Task details:
Find the lines holding the word "content" and collect them.

Provided information:
* * *

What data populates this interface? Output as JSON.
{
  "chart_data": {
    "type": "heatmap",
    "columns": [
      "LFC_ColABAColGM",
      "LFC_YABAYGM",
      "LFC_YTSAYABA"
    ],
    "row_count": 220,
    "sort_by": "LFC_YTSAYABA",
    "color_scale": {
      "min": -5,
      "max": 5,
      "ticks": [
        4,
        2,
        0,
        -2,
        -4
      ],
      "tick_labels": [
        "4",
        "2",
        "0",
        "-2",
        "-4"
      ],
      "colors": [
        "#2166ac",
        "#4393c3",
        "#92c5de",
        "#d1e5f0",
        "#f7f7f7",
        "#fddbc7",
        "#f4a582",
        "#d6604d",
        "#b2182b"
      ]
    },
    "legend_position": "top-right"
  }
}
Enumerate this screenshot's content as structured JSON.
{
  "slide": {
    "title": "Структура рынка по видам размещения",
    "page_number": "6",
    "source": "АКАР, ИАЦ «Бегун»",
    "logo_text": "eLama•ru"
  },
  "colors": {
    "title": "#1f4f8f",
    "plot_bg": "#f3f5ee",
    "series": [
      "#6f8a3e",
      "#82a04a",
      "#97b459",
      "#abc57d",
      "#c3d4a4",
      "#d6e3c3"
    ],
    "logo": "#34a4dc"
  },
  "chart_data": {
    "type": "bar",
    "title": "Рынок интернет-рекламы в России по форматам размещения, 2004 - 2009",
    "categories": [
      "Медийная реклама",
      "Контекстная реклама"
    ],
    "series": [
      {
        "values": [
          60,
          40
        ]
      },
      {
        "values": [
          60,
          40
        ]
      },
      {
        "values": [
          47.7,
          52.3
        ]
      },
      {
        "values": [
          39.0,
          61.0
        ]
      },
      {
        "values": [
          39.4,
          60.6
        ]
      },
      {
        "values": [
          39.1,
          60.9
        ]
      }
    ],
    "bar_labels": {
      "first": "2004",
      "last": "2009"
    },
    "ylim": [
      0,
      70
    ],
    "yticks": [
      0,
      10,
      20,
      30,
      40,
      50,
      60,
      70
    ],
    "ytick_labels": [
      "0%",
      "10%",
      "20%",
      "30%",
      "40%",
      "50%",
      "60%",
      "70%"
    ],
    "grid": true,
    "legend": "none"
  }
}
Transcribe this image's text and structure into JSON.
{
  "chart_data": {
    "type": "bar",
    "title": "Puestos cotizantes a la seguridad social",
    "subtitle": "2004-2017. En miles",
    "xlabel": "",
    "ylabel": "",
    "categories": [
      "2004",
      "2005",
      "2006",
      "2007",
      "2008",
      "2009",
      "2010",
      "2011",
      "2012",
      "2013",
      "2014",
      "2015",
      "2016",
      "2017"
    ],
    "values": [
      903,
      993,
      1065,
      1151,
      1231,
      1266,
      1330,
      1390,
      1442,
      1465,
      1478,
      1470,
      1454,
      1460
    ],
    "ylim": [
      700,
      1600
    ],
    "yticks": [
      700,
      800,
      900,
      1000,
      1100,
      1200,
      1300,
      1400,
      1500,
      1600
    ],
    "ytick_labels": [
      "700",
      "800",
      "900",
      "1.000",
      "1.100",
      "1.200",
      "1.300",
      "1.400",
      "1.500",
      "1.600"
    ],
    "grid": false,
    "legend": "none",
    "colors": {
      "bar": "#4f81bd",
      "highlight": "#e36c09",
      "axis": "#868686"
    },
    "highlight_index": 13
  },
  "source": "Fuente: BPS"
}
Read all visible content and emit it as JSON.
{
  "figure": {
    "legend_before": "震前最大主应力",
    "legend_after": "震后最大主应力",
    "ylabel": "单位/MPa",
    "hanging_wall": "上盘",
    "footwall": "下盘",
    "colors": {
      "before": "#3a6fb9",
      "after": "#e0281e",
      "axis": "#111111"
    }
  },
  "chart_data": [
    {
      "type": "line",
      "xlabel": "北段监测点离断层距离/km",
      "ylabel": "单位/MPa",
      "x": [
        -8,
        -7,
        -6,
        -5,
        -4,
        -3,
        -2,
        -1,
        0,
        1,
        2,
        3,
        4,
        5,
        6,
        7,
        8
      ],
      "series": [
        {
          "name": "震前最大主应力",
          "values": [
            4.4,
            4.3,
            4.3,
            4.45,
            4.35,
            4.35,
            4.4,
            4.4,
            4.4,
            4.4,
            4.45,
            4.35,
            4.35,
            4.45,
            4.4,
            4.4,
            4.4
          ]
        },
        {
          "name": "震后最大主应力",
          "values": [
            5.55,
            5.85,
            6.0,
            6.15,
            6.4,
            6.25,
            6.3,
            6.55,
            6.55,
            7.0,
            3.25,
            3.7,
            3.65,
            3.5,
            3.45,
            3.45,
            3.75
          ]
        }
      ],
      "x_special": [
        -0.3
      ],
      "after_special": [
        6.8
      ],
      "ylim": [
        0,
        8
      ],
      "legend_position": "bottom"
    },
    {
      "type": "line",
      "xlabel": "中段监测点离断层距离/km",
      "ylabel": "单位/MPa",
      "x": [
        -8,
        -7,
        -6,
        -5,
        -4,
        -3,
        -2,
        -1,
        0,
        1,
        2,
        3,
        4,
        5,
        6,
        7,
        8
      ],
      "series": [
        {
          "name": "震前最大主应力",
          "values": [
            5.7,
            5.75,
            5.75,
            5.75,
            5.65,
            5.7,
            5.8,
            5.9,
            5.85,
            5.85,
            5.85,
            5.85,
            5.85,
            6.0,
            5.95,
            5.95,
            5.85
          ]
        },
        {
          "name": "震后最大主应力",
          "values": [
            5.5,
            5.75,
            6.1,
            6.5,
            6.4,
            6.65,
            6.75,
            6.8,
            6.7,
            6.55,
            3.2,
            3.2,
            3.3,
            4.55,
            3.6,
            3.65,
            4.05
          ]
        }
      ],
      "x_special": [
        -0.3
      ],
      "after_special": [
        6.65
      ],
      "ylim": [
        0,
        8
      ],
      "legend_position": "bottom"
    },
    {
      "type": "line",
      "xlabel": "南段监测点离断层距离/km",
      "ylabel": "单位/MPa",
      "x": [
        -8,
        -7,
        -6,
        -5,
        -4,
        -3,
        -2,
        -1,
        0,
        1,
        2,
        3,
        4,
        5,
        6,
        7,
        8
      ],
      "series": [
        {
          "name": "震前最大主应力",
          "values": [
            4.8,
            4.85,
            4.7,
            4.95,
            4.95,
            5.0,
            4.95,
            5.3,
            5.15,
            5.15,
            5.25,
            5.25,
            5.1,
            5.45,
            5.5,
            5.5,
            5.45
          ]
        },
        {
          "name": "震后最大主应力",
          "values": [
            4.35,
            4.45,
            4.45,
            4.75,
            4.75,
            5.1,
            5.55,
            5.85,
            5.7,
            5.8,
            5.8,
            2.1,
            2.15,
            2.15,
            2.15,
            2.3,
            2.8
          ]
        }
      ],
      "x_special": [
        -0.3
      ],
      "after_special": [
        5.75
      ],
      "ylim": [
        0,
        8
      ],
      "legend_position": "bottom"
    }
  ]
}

* * *

Complete output:
Enumerate this screenshot's content as structured JSON.
Read all visible content and emit it as JSON.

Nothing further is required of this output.